* Set task: Write out each record below exactly as it appears, with no pictures.

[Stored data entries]
* * *

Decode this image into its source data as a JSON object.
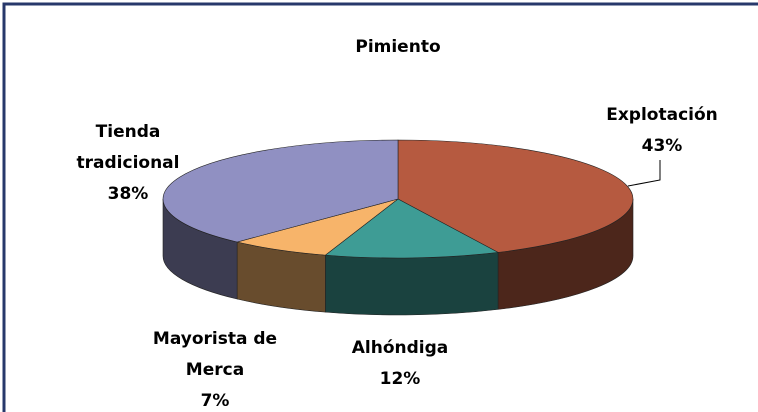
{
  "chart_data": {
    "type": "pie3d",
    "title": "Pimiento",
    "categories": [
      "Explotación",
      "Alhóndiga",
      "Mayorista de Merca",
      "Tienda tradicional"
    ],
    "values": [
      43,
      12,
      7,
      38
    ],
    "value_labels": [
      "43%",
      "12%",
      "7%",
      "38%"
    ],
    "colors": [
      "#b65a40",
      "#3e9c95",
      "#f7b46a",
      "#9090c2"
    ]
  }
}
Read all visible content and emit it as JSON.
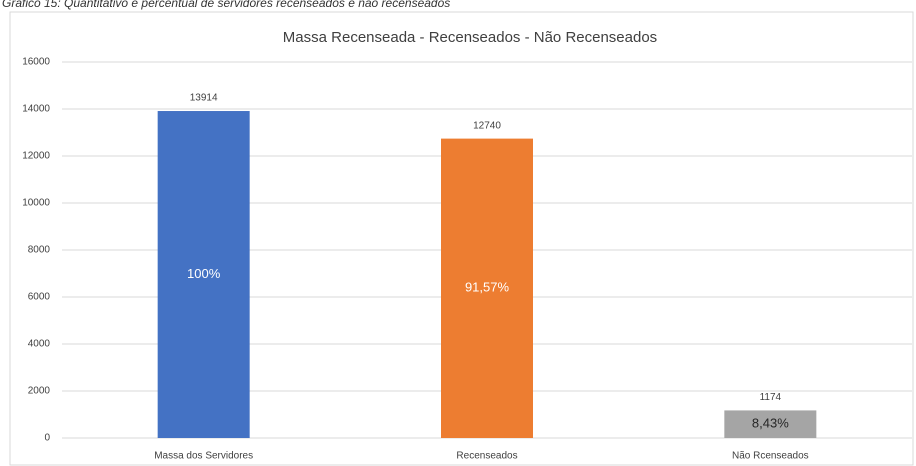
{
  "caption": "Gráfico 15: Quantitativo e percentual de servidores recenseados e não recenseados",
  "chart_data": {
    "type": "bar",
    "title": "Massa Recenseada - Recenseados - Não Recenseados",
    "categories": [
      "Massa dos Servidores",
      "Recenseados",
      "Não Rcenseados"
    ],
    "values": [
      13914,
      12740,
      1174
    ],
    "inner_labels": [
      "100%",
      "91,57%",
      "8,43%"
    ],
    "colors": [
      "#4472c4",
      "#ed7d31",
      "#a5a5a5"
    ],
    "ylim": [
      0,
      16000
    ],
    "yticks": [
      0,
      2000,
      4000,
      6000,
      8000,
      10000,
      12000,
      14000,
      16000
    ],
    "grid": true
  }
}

* * *

* Output below:
Decode this image into its source data as a JSON object.
{
  "chart_data": {
    "type": "pie3d",
    "title": "Pimiento",
    "categories": [
      "Explotación",
      "Alhóndiga",
      "Mayorista de Merca",
      "Tienda tradicional"
    ],
    "values": [
      43,
      12,
      7,
      38
    ],
    "value_labels": [
      "43%",
      "12%",
      "7%",
      "38%"
    ],
    "colors": [
      "#b65a40",
      "#3e9c95",
      "#f7b46a",
      "#9090c2"
    ]
  }
}
Read all visible content and emit it as JSON.
{
  "caption": "Gráfico 15: Quantitativo e percentual de servidores recenseados e não recenseados",
  "chart_data": {
    "type": "bar",
    "title": "Massa Recenseada - Recenseados - Não Recenseados",
    "categories": [
      "Massa dos Servidores",
      "Recenseados",
      "Não Rcenseados"
    ],
    "values": [
      13914,
      12740,
      1174
    ],
    "inner_labels": [
      "100%",
      "91,57%",
      "8,43%"
    ],
    "colors": [
      "#4472c4",
      "#ed7d31",
      "#a5a5a5"
    ],
    "ylim": [
      0,
      16000
    ],
    "yticks": [
      0,
      2000,
      4000,
      6000,
      8000,
      10000,
      12000,
      14000,
      16000
    ],
    "grid": true
  }
}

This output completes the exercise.